* [Required work]: Copy all entries without alteration and skip the pictures they hold.

* [Record extracts]:
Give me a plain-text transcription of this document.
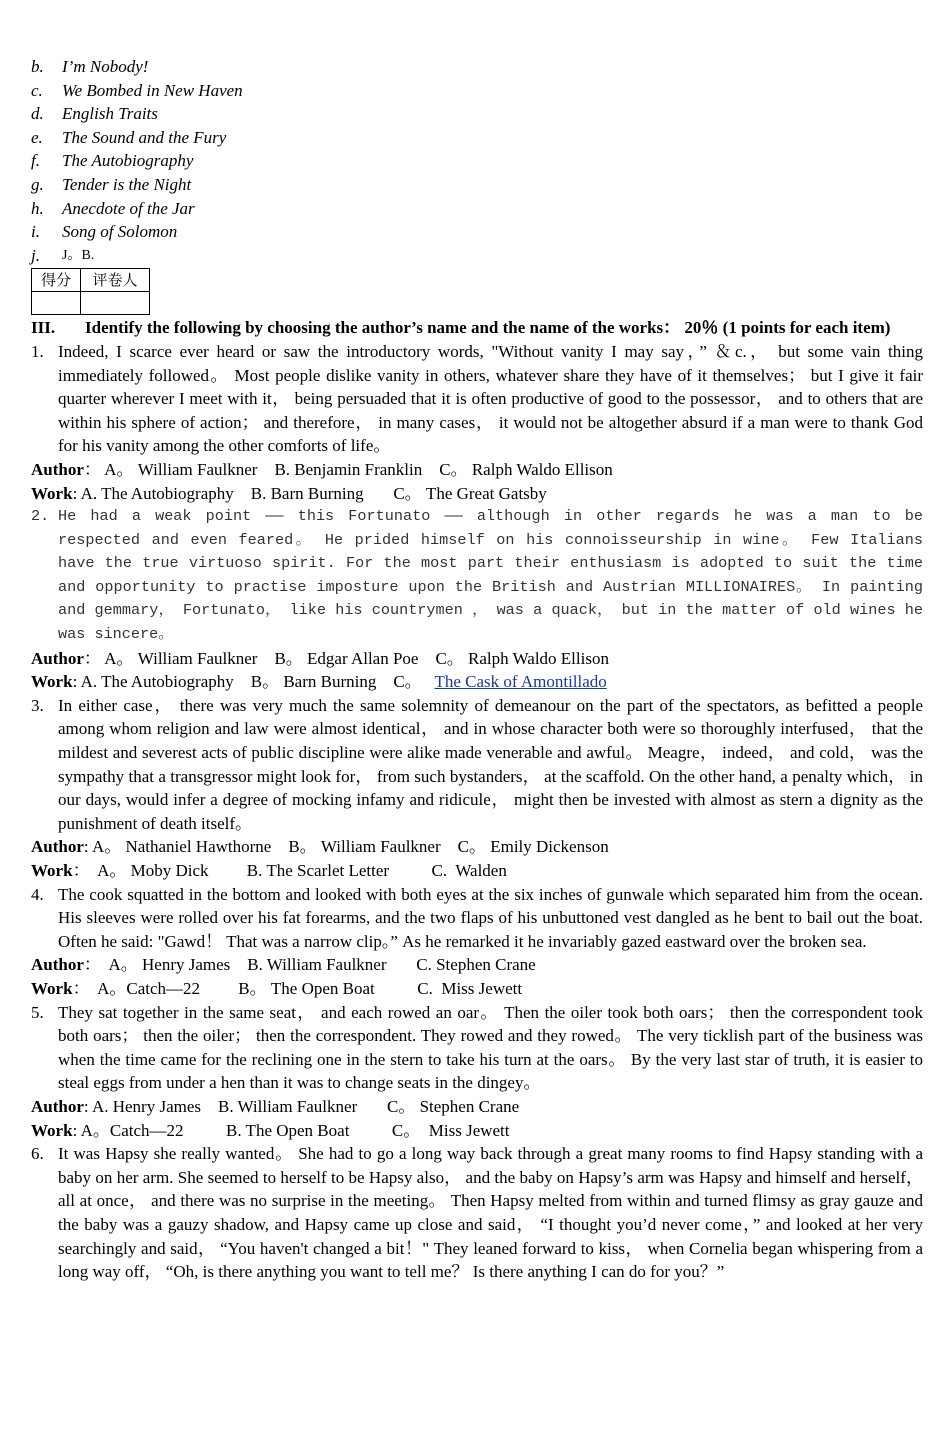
b.	I’m Nobody!
c.	We Bombed in New Haven
d.	English Traits
e.	The Sound and the Fury
f.	The Autobiography
g.	Tender is the Night
h.	Anecdote of the Jar
i.	Song of Solomon
j.	J。B.
得分	评卷人

III.	Identify the following by choosing the author’s name and the name of the works： 20％ (1 points for each item)
1. Indeed, I scarce ever heard or saw the introductory words, "Without vanity I may say，” ＆c.， but some vain thing immediately followed。 Most people dislike vanity in others, whatever share they have of it themselves； but I give it fair quarter wherever I meet with it， being persuaded that it is often productive of good to the possessor， and to others that are within his sphere of action； and therefore， in many cases， it would not be altogether absurd if a man were to thank God for his vanity among the other comforts of life。
Author： A。 William Faulkner    B. Benjamin Franklin    C。 Ralph Waldo Ellison
Work: A. The Autobiography    B. Barn Burning       C。 The Great Gatsby
2. He had a weak point —— this Fortunato —— although in other regards he was a man to be respected and even feared。 He prided himself on his connoisseurship in wine。 Few Italians have the true virtuoso spirit. For the most part their enthusiasm is adopted to suit the time and opportunity to practise imposture upon the British and Austrian MILLIONAIRES。 In painting and gemmary， Fortunato， like his countrymen ， was a quack， but in the matter of old wines he was sincere。
Author： A。 William Faulkner    B。 Edgar Allan Poe    C。 Ralph Waldo Ellison
Work: A. The Autobiography    B。 Barn Burning    C。   The Cask of Amontillado
3. In either case， there was very much the same solemnity of demeanour on the part of the spectators, as befitted a people among whom religion and law were almost identical， and in whose character both were so thoroughly interfused， that the mildest and severest acts of public discipline were alike made venerable and awful。 Meagre， indeed， and cold， was the sympathy that a transgressor might look for， from such bystanders， at the scaffold. On the other hand, a penalty which， in our days, would infer a degree of mocking infamy and ridicule， might then be invested with almost as stern a dignity as the punishment of death itself。
Author: A。 Nathaniel Hawthorne    B。 William Faulkner    C。 Emily Dickenson
Work：  A。 Moby Dick         B. The Scarlet Letter          C.  Walden
4. The cook squatted in the bottom and looked with both eyes at the six inches of gunwale which separated him from the ocean. His sleeves were rolled over his fat forearms, and the two flaps of his unbuttoned vest dangled as he bent to bail out the boat. Often he said: "Gawd！ That was a narrow clip。” As he remarked it he invariably gazed eastward over the broken sea.
Author：  A。 Henry James    B. William Faulkner       C. Stephen Crane
Work：  A。Catch—22         B。 The Open Boat          C.  Miss Jewett
5. They sat together in the same seat， and each rowed an oar。 Then the oiler took both oars； then the correspondent took both oars； then the oiler； then the correspondent. They rowed and they rowed。 The very ticklish part of the business was when the time came for the reclining one in the stern to take his turn at the oars。 By the very last star of truth, it is easier to steal eggs from under a hen than it was to change seats in the dingey。
Author: A. Henry James    B. William Faulkner       C。 Stephen Crane
Work: A。Catch—22          B. The Open Boat          C。  Miss Jewett
6. It was Hapsy she really wanted。 She had to go a long way back through a great many rooms to find Hapsy standing with a baby on her arm. She seemed to herself to be Hapsy also， and the baby on Hapsy’s arm was Hapsy and himself and herself， all at once， and there was no surprise in the meeting。 Then Hapsy melted from within and turned flimsy as gray gauze and the baby was a gauzy shadow, and Hapsy came up close and said， “I thought you’d never come，” and looked at her very searchingly and said， “You haven't changed a bit！" They leaned forward to kiss， when Cornelia began whispering from a long way off， “Oh, is there anything you want to tell me？ Is there anything I can do for you？”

* [Exercise response]:
Give me a plain-text transcription of this document.
b.	I’m Nobody!
c.	We Bombed in New Haven
d.	English Traits
e.	The Sound and the Fury
f.	The Autobiography
g.	Tender is the Night
h.	Anecdote of the Jar
i.	Song of Solomon
j.	J。B.
得分	评卷人

III.	Identify the following by choosing the author’s name and the name of the works： 20％ (1 points for each item)
1. Indeed, I scarce ever heard or saw the introductory words, "Without vanity I may say，” ＆c.， but some vain thing immediately followed。 Most people dislike vanity in others, whatever share they have of it themselves； but I give it fair quarter wherever I meet with it， being persuaded that it is often productive of good to the possessor， and to others that are within his sphere of action； and therefore， in many cases， it would not be altogether absurd if a man were to thank God for his vanity among the other comforts of life。
Author： A。 William Faulkner    B. Benjamin Franklin    C。 Ralph Waldo Ellison
Work: A. The Autobiography    B. Barn Burning       C。 The Great Gatsby
2. He had a weak point —— this Fortunato —— although in other regards he was a man to be respected and even feared。 He prided himself on his connoisseurship in wine。 Few Italians have the true virtuoso spirit. For the most part their enthusiasm is adopted to suit the time and opportunity to practise imposture upon the British and Austrian MILLIONAIRES。 In painting and gemmary， Fortunato， like his countrymen ， was a quack， but in the matter of old wines he was sincere。
Author： A。 William Faulkner    B。 Edgar Allan Poe    C。 Ralph Waldo Ellison
Work: A. The Autobiography    B。 Barn Burning    C。   The Cask of Amontillado
3. In either case， there was very much the same solemnity of demeanour on the part of the spectators, as befitted a people among whom religion and law were almost identical， and in whose character both were so thoroughly interfused， that the mildest and severest acts of public discipline were alike made venerable and awful。 Meagre， indeed， and cold， was the sympathy that a transgressor might look for， from such bystanders， at the scaffold. On the other hand, a penalty which， in our days, would infer a degree of mocking infamy and ridicule， might then be invested with almost as stern a dignity as the punishment of death itself。
Author: A。 Nathaniel Hawthorne    B。 William Faulkner    C。 Emily Dickenson
Work：  A。 Moby Dick         B. The Scarlet Letter          C.  Walden
4. The cook squatted in the bottom and looked with both eyes at the six inches of gunwale which separated him from the ocean. His sleeves were rolled over his fat forearms, and the two flaps of his unbuttoned vest dangled as he bent to bail out the boat. Often he said: "Gawd！ That was a narrow clip。” As he remarked it he invariably gazed eastward over the broken sea.
Author：  A。 Henry James    B. William Faulkner       C. Stephen Crane
Work：  A。Catch—22         B。 The Open Boat          C.  Miss Jewett
5. They sat together in the same seat， and each rowed an oar。 Then the oiler took both oars； then the correspondent took both oars； then the oiler； then the correspondent. They rowed and they rowed。 The very ticklish part of the business was when the time came for the reclining one in the stern to take his turn at the oars。 By the very last star of truth, it is easier to steal eggs from under a hen than it was to change seats in the dingey。
Author: A. Henry James    B. William Faulkner       C。 Stephen Crane
Work: A。Catch—22          B. The Open Boat          C。  Miss Jewett
6. It was Hapsy she really wanted。 She had to go a long way back through a great many rooms to find Hapsy standing with a baby on her arm. She seemed to herself to be Hapsy also， and the baby on Hapsy’s arm was Hapsy and himself and herself， all at once， and there was no surprise in the meeting。 Then Hapsy melted from within and turned flimsy as gray gauze and the baby was a gauzy shadow, and Hapsy came up close and said， “I thought you’d never come，” and looked at her very searchingly and said， “You haven't changed a bit！" They leaned forward to kiss， when Cornelia began whispering from a long way off， “Oh, is there anything you want to tell me？ Is there anything I can do for you？”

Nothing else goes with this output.